Stored entries:
● ● ●
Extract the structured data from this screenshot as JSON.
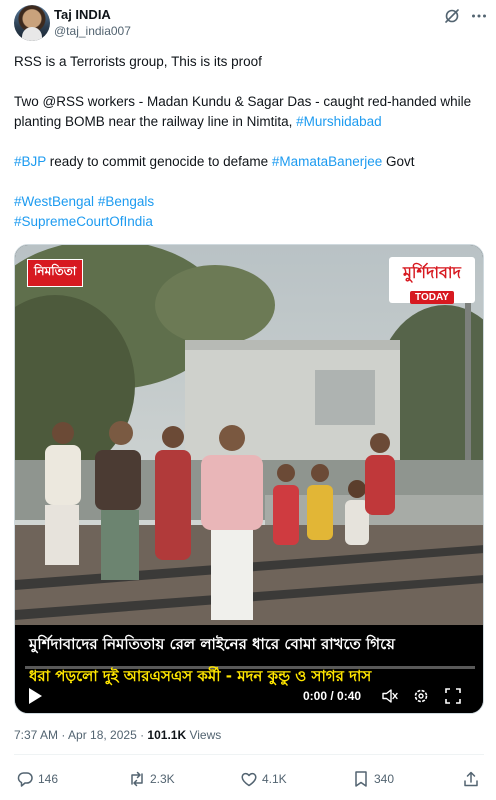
{
  "author": {
    "name": "Taj INDIA",
    "handle": "@taj_india007"
  },
  "tweet": {
    "line1": "RSS is a Terrorists group, This is its proof",
    "para2_a": "Two @RSS workers - Madan Kundu & Sagar Das - caught red-handed while planting BOMB near the railway line in Nimtita, ",
    "para2_tag": "#Murshidabad",
    "para3_tag1": "#BJP",
    "para3_mid": " ready to commit genocide to defame ",
    "para3_tag2": "#MamataBanerjee",
    "para3_end": " Govt",
    "tags_line1_a": "#WestBengal",
    "tags_line1_b": "#Bengals",
    "tags_line2": "#SupremeCourtOfIndia"
  },
  "video": {
    "location_badge": "নিমতিতা",
    "brand_main": "মুর্শিদাবাদ",
    "brand_sub": "TODAY",
    "caption_line1": "মুর্শিদাবাদের নিমতিতায় রেল লাইনের ধারে বোমা রাখতে গিয়ে",
    "caption_line2": "ধরা পড়লো দুই আরএসএস কর্মী - মদন কুন্ডু ও সাগর দাস",
    "timecode": "0:00 / 0:40",
    "progress": 0.0
  },
  "meta": {
    "timestamp": "7:37 AM · Apr 18, 2025 · ",
    "views_count": "101.1K",
    "views_label": " Views"
  },
  "actions": {
    "replies": "146",
    "reposts": "2.3K",
    "likes": "4.1K",
    "bookmarks": "340"
  },
  "colors": {
    "accent": "#1d9bf0",
    "text": "#0f1419",
    "muted": "#536471",
    "badge_red": "#d71920",
    "caption_yellow": "#ffe600"
  },
  "icons": [
    "grok-icon",
    "more-icon",
    "play-icon",
    "volume-icon",
    "settings-icon",
    "fullscreen-icon",
    "reply-icon",
    "repost-icon",
    "like-icon",
    "bookmark-icon",
    "share-icon"
  ]
}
● ● ●
Exercise goal: Set down the records in full and exactly. Do not carry over any image.

Reply to the exercise:
Extract the structured data from this screenshot as JSON.
{
  "author": {
    "name": "Taj INDIA",
    "handle": "@taj_india007"
  },
  "tweet": {
    "line1": "RSS is a Terrorists group, This is its proof",
    "para2_a": "Two @RSS workers - Madan Kundu & Sagar Das - caught red-handed while planting BOMB near the railway line in Nimtita, ",
    "para2_tag": "#Murshidabad",
    "para3_tag1": "#BJP",
    "para3_mid": " ready to commit genocide to defame ",
    "para3_tag2": "#MamataBanerjee",
    "para3_end": " Govt",
    "tags_line1_a": "#WestBengal",
    "tags_line1_b": "#Bengals",
    "tags_line2": "#SupremeCourtOfIndia"
  },
  "video": {
    "location_badge": "নিমতিতা",
    "brand_main": "মুর্শিদাবাদ",
    "brand_sub": "TODAY",
    "caption_line1": "মুর্শিদাবাদের নিমতিতায় রেল লাইনের ধারে বোমা রাখতে গিয়ে",
    "caption_line2": "ধরা পড়লো দুই আরএসএস কর্মী - মদন কুন্ডু ও সাগর দাস",
    "timecode": "0:00 / 0:40",
    "progress": 0.0
  },
  "meta": {
    "timestamp": "7:37 AM · Apr 18, 2025 · ",
    "views_count": "101.1K",
    "views_label": " Views"
  },
  "actions": {
    "replies": "146",
    "reposts": "2.3K",
    "likes": "4.1K",
    "bookmarks": "340"
  },
  "colors": {
    "accent": "#1d9bf0",
    "text": "#0f1419",
    "muted": "#536471",
    "badge_red": "#d71920",
    "caption_yellow": "#ffe600"
  },
  "icons": [
    "grok-icon",
    "more-icon",
    "play-icon",
    "volume-icon",
    "settings-icon",
    "fullscreen-icon",
    "reply-icon",
    "repost-icon",
    "like-icon",
    "bookmark-icon",
    "share-icon"
  ]
}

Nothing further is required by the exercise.